_Stated task_
In the material below, find every line with "Glint" and pull it out.
++++ Supplied data
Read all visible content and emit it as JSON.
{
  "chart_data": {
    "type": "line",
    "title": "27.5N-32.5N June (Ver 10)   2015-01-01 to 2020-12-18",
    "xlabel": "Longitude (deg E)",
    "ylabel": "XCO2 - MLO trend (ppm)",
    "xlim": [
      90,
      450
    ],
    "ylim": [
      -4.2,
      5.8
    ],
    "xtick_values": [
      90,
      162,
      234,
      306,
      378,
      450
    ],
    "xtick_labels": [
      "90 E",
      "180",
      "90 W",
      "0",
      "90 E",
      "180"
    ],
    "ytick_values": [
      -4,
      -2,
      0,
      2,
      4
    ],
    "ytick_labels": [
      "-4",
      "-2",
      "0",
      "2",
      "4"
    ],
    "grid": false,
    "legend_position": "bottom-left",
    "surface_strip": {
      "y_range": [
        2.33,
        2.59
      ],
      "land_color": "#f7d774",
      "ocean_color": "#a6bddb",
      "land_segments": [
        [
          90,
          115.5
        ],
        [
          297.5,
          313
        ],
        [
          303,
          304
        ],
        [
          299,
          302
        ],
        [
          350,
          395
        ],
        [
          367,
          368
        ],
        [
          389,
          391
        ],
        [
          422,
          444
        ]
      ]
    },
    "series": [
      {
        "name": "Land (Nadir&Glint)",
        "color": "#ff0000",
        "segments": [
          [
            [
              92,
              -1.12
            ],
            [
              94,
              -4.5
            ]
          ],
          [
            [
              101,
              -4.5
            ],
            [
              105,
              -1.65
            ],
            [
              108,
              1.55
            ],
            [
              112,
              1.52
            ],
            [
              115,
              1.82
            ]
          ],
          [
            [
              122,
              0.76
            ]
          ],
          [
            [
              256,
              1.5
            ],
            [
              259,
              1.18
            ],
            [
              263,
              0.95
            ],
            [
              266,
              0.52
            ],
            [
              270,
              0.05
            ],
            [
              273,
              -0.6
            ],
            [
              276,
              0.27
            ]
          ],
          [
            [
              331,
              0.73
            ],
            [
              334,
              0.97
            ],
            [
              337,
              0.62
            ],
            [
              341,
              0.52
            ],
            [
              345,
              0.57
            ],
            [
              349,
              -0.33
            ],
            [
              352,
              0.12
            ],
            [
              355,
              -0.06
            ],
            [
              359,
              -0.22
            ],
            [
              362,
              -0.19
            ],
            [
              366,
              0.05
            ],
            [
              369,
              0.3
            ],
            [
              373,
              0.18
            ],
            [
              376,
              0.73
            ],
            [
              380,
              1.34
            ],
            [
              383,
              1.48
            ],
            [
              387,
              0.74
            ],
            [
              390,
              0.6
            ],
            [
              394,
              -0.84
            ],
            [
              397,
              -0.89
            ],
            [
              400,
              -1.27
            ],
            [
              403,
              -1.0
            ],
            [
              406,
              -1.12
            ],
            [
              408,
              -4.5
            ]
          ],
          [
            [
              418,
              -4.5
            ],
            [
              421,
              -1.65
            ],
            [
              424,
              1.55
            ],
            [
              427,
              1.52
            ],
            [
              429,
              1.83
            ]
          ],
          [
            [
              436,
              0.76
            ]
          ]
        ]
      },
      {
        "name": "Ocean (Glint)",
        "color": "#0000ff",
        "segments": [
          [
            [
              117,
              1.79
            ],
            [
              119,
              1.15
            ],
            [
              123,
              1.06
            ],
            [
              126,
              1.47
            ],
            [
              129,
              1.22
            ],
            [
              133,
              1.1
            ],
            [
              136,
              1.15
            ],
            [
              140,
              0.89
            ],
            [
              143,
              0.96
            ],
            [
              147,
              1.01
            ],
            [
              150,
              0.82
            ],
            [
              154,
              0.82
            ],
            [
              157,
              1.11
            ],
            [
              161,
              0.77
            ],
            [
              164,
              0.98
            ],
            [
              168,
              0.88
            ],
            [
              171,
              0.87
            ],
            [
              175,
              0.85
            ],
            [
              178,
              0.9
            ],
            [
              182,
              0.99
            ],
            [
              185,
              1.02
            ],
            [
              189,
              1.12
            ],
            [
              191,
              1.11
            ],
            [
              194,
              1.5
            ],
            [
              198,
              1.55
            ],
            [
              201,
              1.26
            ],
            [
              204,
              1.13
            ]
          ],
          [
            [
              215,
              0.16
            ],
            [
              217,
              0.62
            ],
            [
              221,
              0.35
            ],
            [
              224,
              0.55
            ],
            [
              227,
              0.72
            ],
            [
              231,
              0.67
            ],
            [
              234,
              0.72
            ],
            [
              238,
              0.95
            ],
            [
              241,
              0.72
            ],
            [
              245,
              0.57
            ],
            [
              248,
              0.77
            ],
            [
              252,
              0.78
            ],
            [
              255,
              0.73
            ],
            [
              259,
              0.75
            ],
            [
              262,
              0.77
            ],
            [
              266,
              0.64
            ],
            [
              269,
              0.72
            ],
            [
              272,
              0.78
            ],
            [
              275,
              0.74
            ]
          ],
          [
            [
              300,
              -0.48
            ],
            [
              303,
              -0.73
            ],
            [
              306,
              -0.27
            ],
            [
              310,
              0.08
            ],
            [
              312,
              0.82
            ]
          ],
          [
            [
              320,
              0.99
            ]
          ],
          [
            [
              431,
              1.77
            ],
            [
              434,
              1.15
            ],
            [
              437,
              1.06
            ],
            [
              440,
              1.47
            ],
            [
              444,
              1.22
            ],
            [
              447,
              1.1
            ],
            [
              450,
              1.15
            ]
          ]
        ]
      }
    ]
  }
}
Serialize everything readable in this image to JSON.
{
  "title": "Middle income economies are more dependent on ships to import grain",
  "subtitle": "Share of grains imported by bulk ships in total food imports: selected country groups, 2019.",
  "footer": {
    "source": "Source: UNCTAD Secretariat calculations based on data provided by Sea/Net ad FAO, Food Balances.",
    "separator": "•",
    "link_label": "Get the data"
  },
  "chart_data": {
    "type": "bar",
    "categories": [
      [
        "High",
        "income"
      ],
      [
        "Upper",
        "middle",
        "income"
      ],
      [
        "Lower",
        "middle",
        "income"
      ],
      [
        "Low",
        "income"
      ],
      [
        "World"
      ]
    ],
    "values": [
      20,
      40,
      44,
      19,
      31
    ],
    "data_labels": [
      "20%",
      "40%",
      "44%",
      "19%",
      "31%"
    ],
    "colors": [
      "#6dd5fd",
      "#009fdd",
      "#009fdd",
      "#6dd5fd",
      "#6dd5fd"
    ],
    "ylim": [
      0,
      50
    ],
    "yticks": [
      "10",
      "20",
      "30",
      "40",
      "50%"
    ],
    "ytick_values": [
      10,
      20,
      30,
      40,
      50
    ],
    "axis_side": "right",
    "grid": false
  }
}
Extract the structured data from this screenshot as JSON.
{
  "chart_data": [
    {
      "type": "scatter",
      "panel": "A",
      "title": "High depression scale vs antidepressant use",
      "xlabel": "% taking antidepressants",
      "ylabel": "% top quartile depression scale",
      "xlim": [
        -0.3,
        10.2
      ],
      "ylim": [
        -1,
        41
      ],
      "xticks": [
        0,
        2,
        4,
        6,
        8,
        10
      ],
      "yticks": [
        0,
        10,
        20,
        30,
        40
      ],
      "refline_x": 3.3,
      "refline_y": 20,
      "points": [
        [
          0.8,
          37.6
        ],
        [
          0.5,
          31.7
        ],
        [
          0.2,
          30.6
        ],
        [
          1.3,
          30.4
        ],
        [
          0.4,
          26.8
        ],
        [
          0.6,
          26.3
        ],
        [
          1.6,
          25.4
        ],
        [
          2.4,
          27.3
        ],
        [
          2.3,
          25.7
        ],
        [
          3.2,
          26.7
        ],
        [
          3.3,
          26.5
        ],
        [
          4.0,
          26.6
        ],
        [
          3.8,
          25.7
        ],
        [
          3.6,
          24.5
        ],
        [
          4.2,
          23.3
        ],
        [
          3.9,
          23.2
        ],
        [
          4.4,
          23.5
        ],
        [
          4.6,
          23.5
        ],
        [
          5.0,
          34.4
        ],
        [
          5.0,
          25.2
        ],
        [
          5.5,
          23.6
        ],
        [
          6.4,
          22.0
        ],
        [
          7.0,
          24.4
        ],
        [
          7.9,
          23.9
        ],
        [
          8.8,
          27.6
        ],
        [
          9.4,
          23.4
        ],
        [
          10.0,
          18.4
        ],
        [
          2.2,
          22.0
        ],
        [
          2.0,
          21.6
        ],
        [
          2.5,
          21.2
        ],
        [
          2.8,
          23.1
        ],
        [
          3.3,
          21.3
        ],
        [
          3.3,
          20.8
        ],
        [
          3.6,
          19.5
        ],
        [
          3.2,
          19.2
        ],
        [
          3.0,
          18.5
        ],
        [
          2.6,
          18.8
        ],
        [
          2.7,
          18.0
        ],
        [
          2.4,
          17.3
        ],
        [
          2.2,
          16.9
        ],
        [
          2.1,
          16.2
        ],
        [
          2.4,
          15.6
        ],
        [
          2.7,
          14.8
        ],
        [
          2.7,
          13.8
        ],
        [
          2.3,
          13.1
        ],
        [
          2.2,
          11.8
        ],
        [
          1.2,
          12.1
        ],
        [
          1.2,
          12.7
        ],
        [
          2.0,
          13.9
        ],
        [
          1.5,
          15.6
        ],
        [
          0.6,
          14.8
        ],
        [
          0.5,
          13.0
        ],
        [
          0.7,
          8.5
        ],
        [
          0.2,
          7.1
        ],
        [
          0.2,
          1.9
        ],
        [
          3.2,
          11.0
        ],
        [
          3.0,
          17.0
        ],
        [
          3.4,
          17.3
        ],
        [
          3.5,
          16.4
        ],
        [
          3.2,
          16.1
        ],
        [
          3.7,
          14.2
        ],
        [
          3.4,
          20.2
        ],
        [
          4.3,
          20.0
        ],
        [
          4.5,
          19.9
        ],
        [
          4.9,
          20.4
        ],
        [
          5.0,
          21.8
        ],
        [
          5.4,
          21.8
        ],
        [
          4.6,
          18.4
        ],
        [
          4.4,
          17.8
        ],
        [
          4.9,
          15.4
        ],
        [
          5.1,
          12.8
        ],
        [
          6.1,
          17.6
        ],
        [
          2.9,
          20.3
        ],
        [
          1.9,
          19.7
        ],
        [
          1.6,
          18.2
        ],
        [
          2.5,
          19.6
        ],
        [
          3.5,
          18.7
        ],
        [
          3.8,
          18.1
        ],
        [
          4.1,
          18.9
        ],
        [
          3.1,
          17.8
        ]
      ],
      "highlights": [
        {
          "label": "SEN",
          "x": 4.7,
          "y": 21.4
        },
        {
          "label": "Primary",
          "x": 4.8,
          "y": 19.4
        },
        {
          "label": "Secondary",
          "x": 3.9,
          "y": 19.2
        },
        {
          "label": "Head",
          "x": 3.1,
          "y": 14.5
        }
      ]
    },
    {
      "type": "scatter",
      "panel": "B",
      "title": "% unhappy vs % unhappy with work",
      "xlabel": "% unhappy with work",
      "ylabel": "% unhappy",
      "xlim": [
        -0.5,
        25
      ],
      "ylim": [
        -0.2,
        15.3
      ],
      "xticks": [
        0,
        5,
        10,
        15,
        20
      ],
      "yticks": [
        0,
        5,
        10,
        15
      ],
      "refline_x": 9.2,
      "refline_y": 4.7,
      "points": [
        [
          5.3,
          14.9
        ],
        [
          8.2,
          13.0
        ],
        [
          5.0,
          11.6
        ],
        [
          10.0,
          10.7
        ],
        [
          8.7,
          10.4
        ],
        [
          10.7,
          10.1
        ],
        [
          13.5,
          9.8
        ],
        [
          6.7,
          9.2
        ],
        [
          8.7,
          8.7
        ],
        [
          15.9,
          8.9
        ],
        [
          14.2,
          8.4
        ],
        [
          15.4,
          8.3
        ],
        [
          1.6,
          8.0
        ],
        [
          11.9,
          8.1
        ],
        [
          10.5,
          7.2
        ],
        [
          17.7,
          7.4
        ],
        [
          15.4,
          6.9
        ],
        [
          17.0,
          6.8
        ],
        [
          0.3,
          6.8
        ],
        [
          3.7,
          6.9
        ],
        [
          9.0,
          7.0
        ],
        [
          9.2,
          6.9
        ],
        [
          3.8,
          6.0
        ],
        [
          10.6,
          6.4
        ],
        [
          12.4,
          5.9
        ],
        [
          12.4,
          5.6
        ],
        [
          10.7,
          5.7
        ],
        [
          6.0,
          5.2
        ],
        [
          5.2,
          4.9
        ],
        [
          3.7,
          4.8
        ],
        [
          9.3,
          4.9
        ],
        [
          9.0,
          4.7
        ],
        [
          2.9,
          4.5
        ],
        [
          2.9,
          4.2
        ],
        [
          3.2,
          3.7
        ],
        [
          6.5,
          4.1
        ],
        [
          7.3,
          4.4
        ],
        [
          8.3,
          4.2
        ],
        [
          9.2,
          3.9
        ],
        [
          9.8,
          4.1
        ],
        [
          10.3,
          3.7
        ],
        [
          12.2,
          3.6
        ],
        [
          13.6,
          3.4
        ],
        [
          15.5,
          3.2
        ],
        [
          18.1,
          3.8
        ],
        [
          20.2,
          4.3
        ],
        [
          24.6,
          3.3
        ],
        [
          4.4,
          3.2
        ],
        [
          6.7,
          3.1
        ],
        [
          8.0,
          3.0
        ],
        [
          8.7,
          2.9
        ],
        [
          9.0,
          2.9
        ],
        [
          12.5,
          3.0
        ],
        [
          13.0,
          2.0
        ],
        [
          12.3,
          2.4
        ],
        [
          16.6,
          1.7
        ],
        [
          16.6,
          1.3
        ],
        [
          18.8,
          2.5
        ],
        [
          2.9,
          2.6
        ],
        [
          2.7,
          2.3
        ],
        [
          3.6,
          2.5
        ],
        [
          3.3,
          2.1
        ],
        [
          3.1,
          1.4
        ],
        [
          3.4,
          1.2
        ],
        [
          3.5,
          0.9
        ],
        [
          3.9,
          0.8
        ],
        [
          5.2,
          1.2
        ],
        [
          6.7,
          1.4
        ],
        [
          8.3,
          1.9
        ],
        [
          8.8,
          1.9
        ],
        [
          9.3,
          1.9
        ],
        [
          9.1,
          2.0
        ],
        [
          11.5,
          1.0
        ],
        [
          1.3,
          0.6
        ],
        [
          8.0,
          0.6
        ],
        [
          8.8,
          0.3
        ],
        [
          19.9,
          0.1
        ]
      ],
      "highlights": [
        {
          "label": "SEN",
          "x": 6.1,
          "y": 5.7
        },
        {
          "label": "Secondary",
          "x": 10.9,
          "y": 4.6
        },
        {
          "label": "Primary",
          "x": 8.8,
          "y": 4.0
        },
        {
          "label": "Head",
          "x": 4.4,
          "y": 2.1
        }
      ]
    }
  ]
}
++++++++
_Task response_
        "name": "Land (Nadir&Glint)",
        "name": "Ocean (Glint)",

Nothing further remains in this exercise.